[start SUPPLIED RECORDS]

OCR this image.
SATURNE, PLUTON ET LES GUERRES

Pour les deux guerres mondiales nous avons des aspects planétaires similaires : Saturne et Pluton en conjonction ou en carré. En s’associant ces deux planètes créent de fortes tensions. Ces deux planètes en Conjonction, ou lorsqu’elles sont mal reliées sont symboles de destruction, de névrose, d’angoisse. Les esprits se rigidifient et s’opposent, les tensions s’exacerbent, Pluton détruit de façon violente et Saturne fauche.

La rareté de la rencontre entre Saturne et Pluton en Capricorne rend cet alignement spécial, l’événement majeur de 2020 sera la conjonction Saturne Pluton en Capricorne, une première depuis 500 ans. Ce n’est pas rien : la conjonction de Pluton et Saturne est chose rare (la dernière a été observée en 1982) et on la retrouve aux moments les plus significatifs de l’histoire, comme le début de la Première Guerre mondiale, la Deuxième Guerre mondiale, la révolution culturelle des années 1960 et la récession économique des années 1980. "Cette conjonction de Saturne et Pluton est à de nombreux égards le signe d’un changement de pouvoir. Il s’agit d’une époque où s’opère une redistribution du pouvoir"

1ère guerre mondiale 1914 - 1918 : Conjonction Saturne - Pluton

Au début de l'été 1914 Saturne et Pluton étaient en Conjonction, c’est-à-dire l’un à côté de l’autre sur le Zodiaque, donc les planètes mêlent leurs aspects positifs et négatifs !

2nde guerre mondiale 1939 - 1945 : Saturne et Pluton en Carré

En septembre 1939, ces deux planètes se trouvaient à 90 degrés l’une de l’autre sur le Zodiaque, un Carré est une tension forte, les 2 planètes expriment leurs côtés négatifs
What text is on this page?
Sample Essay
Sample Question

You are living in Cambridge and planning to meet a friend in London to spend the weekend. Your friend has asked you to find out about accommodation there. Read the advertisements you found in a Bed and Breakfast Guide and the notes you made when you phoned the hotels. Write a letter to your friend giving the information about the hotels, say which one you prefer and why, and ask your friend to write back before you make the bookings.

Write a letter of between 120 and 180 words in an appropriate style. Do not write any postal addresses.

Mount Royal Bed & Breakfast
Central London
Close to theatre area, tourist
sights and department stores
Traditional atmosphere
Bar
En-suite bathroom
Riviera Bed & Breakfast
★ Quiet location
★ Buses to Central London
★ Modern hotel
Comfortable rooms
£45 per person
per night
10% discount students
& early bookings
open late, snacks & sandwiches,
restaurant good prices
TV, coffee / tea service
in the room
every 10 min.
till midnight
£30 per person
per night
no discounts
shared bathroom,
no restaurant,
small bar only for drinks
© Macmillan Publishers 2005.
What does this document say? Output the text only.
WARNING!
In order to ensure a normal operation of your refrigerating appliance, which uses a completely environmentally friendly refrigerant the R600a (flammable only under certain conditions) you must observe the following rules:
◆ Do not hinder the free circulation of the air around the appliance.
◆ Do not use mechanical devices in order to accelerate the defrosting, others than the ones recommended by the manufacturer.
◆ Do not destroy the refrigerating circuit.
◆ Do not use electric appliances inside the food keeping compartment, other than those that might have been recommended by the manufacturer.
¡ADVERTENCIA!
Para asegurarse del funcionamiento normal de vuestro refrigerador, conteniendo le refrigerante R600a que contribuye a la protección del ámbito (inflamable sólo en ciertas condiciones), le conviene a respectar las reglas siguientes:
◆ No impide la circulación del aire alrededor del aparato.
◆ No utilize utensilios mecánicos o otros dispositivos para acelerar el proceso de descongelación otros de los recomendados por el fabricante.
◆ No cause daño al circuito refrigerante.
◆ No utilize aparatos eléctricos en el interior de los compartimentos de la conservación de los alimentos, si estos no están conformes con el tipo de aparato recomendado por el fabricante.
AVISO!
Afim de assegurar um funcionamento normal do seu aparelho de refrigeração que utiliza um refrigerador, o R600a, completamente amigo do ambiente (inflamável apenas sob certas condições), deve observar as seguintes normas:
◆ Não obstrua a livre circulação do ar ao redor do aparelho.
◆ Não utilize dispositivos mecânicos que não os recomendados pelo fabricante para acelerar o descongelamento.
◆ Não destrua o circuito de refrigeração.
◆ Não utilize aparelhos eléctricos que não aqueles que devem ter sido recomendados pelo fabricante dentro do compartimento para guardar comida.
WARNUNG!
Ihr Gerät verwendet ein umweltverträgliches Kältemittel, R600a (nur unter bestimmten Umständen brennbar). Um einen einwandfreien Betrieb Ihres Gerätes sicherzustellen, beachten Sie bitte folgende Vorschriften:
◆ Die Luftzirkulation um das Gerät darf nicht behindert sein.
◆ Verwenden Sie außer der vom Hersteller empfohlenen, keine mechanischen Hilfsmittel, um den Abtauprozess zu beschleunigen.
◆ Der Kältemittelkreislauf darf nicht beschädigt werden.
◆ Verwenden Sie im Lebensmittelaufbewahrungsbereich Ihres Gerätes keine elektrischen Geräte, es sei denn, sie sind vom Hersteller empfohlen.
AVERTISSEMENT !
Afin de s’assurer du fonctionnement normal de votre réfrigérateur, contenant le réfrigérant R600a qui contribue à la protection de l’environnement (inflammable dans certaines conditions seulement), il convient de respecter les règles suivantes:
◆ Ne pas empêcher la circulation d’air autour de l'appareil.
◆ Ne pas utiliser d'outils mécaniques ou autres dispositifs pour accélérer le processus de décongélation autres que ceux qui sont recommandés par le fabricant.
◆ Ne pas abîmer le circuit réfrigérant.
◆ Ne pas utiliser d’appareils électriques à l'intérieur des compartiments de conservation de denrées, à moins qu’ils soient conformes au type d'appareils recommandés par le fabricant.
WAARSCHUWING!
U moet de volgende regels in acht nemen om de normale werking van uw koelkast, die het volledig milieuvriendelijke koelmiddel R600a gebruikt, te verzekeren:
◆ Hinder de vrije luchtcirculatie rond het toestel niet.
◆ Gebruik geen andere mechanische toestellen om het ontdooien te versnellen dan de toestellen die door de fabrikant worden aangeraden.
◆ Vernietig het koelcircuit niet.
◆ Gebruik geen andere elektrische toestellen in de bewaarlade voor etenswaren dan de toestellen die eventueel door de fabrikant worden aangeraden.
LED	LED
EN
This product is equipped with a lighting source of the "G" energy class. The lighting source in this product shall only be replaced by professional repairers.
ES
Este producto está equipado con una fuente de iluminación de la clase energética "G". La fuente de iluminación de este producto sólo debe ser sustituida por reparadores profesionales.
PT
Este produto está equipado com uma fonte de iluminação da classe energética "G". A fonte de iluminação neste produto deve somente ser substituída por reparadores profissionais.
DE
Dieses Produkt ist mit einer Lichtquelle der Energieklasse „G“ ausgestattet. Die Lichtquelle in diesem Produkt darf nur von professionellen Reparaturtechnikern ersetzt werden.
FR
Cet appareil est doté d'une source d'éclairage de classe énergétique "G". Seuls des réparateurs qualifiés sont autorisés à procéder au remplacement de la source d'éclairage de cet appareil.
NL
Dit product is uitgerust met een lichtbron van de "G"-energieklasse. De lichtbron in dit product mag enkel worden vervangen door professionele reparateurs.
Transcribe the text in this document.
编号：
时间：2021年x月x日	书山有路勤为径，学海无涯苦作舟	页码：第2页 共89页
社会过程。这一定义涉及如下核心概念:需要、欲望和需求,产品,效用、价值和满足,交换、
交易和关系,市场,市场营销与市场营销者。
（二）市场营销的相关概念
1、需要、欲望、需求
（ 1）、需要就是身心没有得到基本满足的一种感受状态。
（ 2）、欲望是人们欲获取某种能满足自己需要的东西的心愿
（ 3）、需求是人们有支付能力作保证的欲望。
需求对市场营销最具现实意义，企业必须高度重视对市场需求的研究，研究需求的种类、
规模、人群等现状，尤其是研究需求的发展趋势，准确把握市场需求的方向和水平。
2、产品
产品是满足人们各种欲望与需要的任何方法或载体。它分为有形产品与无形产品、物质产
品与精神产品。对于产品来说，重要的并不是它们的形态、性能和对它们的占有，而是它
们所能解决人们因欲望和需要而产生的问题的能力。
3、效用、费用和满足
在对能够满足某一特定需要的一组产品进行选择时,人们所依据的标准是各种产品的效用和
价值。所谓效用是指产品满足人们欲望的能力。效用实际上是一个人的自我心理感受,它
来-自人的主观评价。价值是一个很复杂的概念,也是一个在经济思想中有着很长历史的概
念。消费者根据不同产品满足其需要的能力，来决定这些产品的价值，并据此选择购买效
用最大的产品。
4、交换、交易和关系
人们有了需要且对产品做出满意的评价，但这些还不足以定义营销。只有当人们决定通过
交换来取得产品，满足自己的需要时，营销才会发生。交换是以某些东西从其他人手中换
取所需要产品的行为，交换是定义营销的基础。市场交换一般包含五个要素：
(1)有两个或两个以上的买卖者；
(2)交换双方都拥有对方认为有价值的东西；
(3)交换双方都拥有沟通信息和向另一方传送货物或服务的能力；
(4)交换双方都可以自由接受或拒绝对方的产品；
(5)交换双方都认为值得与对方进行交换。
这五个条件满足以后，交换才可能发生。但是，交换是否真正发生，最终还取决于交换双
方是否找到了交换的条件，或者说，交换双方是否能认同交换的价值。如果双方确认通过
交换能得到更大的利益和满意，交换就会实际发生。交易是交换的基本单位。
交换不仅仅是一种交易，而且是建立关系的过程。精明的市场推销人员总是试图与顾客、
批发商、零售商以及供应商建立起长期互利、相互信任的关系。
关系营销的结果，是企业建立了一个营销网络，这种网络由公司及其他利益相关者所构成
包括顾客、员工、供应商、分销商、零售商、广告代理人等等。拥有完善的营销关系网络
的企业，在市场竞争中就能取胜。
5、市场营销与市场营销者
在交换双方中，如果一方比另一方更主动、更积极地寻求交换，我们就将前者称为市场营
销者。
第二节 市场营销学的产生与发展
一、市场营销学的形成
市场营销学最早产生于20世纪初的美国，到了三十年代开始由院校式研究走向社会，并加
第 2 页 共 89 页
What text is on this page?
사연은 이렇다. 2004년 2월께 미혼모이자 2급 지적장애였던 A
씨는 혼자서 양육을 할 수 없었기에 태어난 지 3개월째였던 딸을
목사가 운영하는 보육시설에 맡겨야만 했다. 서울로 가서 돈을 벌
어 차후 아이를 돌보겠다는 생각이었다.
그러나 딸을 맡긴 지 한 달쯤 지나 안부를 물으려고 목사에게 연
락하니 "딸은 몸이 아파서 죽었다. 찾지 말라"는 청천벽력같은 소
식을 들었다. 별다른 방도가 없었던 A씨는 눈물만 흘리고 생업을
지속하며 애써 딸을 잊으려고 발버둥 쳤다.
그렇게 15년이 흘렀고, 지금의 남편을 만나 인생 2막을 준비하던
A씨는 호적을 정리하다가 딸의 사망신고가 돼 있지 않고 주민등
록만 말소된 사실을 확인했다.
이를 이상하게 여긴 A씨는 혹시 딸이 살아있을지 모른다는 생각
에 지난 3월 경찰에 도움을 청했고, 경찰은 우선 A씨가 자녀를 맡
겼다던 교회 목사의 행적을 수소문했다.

[end SUPPLIED RECORDS]

§ **AIM OF THE EXERCISE**: Which lines hold the word "recommended"? Copy every one of them.

§ **RESPONSE TO THE TASK**:
◆ Do not use mechanical devices in order to accelerate the defrosting, others than the ones recommended by the manufacturer.
◆ Do not use electric appliances inside the food keeping compartment, other than those that might have been recommended by the manufacturer.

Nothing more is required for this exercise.